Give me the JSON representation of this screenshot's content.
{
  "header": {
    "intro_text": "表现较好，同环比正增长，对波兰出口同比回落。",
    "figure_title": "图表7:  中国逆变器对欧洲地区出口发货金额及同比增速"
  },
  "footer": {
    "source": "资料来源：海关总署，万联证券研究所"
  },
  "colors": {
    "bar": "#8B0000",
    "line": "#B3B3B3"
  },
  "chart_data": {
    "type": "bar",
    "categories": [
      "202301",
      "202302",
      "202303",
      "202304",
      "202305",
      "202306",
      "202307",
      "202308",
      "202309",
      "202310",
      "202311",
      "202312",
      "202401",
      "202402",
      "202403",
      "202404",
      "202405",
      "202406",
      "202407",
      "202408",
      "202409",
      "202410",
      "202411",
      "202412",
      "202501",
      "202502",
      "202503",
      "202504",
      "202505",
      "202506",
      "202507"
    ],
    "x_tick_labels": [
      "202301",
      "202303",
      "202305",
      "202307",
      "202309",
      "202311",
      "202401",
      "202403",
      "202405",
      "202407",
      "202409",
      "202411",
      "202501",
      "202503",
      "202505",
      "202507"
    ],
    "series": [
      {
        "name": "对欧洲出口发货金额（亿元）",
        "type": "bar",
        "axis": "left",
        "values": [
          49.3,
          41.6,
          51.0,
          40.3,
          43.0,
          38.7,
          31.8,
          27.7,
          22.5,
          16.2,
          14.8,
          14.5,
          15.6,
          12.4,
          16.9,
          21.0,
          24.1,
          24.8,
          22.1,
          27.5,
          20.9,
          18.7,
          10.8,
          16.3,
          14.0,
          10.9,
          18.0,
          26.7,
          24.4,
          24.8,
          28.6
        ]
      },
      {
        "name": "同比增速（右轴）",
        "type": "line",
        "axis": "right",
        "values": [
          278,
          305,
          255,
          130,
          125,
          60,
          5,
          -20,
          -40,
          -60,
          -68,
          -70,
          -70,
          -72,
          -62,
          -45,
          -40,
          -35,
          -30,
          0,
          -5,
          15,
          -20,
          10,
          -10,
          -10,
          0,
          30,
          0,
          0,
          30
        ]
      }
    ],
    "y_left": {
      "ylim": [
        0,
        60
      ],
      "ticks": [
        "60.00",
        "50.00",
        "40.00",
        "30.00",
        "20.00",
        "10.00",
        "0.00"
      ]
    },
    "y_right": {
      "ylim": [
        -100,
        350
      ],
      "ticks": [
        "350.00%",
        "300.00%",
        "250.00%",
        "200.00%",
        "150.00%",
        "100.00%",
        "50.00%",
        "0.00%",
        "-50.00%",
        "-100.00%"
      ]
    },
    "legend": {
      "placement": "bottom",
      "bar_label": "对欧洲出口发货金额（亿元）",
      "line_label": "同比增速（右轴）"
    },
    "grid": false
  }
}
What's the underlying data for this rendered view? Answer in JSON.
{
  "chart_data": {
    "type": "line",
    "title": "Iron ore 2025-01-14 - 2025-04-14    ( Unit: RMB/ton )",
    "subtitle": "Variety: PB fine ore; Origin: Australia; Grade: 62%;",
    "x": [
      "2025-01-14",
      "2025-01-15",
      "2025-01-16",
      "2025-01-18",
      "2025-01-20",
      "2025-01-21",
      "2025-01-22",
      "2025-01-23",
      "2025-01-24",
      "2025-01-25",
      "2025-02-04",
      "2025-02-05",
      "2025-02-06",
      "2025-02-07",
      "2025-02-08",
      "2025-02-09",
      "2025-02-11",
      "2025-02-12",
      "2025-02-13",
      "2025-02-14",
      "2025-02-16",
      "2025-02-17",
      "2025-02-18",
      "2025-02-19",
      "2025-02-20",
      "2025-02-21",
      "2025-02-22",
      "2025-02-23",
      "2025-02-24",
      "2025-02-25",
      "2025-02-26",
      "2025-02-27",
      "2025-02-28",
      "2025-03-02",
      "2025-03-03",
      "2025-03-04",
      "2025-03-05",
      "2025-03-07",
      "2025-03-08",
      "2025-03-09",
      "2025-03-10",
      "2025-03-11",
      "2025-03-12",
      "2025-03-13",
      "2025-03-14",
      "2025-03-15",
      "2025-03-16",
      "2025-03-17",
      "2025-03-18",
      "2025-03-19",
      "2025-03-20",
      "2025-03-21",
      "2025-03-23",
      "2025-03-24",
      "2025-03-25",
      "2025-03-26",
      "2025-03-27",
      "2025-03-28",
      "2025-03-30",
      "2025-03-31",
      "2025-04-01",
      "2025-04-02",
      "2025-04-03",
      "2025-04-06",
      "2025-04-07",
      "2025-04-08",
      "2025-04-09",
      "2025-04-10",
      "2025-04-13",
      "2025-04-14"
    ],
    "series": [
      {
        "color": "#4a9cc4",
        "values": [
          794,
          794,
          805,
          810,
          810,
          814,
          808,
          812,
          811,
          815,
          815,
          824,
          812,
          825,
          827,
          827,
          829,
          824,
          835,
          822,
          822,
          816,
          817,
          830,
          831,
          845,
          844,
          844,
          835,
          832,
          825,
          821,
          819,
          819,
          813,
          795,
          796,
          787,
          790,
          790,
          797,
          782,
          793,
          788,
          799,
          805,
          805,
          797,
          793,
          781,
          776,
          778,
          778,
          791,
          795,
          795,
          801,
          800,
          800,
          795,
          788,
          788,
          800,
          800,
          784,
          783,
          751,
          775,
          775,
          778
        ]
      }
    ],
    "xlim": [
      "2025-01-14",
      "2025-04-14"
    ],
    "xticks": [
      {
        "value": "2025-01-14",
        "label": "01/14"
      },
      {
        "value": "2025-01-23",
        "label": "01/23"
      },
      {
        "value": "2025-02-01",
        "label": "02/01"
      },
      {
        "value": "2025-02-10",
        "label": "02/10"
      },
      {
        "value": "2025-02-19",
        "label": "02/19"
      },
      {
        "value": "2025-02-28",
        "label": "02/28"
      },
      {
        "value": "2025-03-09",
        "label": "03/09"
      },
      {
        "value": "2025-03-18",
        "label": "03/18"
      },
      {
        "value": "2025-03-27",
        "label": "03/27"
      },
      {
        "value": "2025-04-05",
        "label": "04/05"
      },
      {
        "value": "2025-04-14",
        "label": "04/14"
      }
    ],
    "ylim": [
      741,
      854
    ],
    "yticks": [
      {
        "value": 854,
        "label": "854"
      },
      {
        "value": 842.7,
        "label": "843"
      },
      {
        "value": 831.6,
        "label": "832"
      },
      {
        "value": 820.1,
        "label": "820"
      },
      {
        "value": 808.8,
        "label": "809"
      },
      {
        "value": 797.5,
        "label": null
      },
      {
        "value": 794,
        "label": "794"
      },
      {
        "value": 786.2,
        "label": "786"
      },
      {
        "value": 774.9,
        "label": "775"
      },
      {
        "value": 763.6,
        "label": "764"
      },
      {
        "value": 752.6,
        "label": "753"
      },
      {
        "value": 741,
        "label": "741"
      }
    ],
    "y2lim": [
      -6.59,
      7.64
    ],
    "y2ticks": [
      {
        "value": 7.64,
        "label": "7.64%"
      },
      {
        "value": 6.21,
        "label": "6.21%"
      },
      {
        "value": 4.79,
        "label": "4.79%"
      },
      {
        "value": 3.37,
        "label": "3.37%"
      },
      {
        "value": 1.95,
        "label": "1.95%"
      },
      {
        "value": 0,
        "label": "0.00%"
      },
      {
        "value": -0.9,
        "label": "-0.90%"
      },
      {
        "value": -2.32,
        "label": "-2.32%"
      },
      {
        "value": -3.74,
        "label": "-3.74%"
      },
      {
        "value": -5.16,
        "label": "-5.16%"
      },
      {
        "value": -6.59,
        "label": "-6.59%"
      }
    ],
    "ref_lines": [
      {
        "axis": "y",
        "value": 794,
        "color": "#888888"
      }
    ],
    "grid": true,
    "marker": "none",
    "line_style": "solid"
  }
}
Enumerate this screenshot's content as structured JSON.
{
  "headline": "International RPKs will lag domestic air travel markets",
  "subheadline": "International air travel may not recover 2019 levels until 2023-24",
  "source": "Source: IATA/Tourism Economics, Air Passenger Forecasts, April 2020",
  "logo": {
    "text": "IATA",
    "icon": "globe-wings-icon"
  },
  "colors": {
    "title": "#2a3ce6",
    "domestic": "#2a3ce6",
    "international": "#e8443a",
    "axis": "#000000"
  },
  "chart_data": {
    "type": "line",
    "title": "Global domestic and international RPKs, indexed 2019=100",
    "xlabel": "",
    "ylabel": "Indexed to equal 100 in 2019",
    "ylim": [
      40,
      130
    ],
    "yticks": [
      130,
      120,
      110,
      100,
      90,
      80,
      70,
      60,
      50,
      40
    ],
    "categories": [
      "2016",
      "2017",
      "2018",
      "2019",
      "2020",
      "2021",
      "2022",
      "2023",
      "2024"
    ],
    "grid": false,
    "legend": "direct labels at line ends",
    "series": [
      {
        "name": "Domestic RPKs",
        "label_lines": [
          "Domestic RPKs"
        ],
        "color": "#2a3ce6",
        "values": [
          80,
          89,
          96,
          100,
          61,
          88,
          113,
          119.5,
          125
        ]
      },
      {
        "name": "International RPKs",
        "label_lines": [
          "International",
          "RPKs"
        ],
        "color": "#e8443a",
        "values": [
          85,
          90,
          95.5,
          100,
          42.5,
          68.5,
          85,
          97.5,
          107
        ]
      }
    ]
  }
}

* **WHAT NEEDS TO BE DONE**
Give the count of lines in the data above that hold the string "axis", with no additional words.

* **PROBLEM SOLUTION**
4